What to produce.
Count how many lines in this material contain "caption". The answer is that number alone.

Figure record extracts
◆ ◆ ◆ ◆ ◆ ◆ ◆

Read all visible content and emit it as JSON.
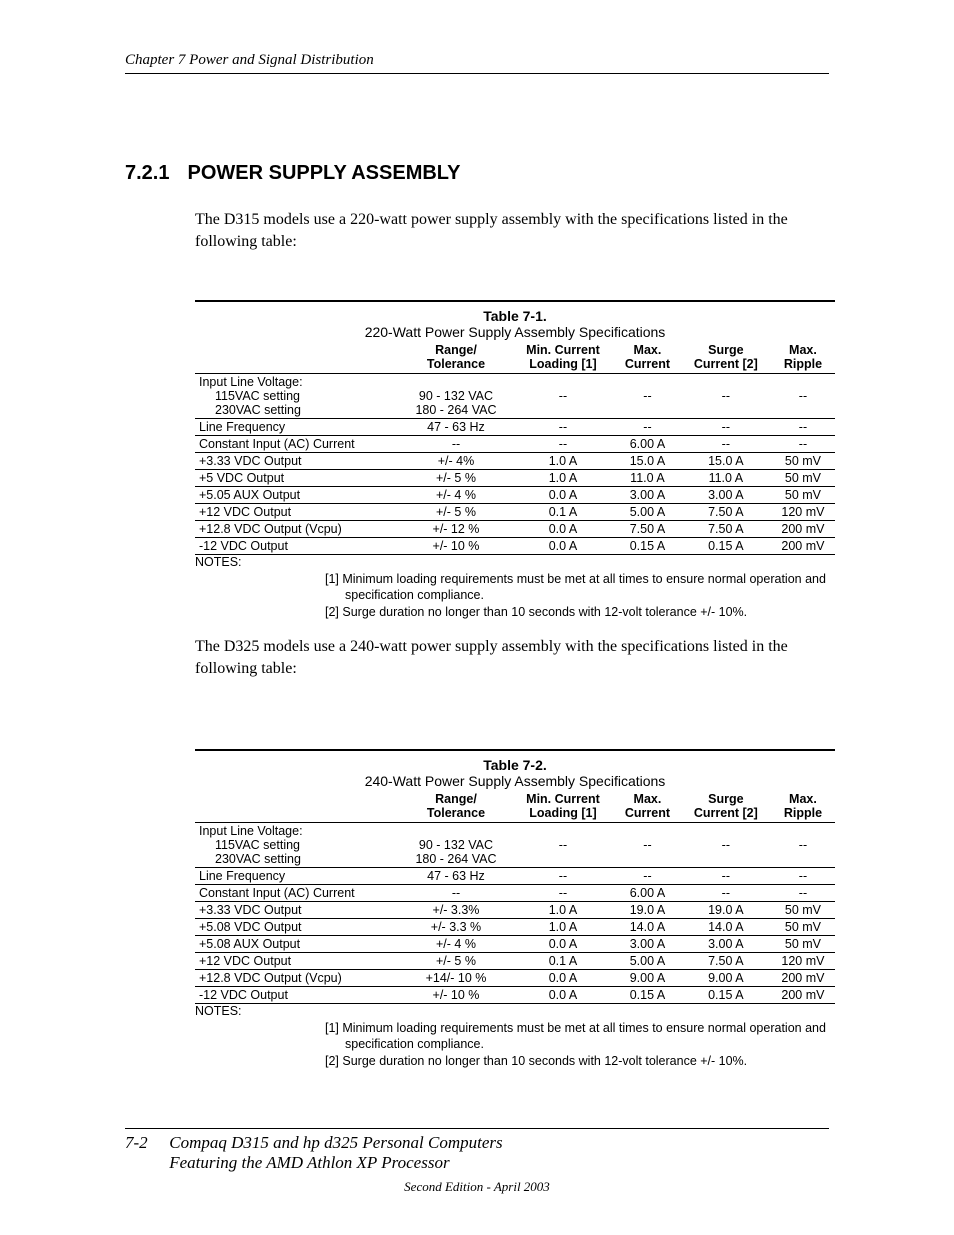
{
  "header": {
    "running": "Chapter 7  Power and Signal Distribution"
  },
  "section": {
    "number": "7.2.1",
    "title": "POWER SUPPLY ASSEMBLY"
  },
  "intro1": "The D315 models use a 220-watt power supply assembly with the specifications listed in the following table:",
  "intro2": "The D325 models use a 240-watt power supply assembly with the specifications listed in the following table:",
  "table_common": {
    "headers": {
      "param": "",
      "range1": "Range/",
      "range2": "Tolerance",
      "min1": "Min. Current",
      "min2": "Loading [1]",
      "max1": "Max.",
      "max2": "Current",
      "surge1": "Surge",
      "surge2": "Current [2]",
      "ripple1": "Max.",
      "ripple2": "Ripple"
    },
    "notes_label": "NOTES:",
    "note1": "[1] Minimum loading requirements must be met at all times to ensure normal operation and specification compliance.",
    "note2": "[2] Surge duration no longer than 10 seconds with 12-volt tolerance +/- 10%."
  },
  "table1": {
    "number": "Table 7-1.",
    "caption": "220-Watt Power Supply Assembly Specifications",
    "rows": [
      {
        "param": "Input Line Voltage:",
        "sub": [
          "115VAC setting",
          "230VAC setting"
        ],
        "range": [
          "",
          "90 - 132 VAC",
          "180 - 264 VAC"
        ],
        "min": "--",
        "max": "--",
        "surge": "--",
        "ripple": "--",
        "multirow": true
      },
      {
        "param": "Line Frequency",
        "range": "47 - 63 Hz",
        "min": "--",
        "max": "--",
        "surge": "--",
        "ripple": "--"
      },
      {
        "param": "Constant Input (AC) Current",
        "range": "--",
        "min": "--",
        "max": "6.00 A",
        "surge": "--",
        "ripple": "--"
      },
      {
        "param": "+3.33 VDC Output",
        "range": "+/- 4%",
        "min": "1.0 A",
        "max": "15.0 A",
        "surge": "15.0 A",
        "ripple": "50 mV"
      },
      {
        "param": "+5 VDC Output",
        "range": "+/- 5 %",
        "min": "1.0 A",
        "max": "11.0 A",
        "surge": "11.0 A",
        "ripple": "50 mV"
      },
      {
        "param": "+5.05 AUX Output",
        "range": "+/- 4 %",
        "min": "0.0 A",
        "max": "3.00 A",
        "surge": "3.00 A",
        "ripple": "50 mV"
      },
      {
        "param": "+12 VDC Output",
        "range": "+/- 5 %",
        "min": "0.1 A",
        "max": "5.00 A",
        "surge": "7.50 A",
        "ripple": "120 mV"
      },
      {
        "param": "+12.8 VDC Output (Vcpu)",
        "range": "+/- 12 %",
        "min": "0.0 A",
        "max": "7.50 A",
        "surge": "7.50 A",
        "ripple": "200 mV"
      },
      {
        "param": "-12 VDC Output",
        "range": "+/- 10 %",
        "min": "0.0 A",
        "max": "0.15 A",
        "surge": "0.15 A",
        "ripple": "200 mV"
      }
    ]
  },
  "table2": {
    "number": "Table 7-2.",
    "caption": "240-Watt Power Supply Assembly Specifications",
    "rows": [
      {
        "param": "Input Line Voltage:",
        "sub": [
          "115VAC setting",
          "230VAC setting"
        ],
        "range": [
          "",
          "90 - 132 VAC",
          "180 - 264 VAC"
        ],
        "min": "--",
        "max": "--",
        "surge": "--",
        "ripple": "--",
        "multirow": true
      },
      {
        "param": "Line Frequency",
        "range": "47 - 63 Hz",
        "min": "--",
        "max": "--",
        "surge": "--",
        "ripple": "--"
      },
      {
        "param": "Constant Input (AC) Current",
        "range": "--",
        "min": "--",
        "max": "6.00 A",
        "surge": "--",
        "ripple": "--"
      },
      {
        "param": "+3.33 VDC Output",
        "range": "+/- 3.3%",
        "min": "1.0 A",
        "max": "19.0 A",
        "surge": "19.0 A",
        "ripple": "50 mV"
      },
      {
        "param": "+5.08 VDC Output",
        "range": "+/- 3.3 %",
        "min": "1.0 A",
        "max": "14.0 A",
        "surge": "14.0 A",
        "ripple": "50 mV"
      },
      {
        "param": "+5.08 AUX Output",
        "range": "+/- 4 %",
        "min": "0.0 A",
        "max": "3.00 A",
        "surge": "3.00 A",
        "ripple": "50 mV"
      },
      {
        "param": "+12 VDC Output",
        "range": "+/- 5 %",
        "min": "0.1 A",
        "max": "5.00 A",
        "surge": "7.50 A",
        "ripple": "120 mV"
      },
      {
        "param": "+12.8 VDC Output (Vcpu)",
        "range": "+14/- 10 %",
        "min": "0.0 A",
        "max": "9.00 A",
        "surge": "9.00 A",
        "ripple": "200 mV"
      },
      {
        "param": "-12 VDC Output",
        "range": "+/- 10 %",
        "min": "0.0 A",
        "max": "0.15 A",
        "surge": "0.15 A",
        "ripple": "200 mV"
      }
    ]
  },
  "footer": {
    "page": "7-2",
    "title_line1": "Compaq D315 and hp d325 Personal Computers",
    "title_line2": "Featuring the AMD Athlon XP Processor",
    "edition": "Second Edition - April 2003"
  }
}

◆ ◆ ◆ ◆ ◆ ◆ ◆

Right answer.
2